• STORED DATA:
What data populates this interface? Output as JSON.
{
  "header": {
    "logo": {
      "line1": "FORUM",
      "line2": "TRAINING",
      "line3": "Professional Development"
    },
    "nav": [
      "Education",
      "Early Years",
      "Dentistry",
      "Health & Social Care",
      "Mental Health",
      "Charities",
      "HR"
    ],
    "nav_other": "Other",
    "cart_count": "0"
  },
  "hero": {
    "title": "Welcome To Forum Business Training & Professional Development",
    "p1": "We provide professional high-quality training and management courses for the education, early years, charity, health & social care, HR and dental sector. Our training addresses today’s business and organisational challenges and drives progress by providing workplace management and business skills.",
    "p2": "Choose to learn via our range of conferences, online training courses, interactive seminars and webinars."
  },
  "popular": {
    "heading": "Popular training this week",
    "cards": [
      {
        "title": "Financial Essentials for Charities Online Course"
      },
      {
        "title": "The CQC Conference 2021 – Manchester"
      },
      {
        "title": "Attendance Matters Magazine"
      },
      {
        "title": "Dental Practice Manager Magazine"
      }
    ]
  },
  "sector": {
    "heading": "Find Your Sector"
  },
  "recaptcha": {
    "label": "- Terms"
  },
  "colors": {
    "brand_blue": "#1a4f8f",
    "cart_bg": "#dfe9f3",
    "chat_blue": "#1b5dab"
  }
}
--
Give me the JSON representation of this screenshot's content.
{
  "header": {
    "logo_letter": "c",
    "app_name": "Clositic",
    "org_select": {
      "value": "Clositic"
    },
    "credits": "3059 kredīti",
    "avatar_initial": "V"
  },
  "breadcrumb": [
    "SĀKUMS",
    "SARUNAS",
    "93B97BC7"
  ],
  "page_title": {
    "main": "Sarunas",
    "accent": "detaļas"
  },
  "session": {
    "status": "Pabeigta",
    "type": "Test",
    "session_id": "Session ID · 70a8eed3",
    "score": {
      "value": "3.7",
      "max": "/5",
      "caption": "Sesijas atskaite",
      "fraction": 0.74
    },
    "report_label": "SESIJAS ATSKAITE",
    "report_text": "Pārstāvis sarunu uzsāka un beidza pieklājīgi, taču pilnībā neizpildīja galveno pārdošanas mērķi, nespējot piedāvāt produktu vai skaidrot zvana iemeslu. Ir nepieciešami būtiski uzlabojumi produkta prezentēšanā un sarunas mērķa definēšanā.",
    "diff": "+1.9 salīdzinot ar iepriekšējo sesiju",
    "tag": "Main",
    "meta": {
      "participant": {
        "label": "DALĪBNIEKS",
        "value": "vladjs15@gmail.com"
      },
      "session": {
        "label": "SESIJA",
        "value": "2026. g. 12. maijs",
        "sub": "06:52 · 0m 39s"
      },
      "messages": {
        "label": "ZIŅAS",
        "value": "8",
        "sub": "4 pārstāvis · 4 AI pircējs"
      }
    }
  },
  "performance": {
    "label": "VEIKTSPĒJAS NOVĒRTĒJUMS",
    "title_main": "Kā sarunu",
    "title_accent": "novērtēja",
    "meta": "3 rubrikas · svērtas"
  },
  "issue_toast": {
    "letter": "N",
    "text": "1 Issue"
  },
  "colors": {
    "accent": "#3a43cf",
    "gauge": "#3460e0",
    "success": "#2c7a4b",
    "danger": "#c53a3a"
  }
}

• EXERCISE DIRECTIONS: Extract each line holding the word "sarunu" from the records.

• CORRECT OUTPUT:
    "report_text": "Pārstāvis sarunu uzsāka un beidza pieklājīgi, taču pilnībā neizpildīja galveno pārdošanas mērķi, nespējot piedāvāt produktu vai skaidrot zvana iemeslu. Ir nepieciešami būtiski uzlabojumi produkta prezentēšanā un sarunas mērķa definēšanā.",
    "title_main": "Kā sarunu",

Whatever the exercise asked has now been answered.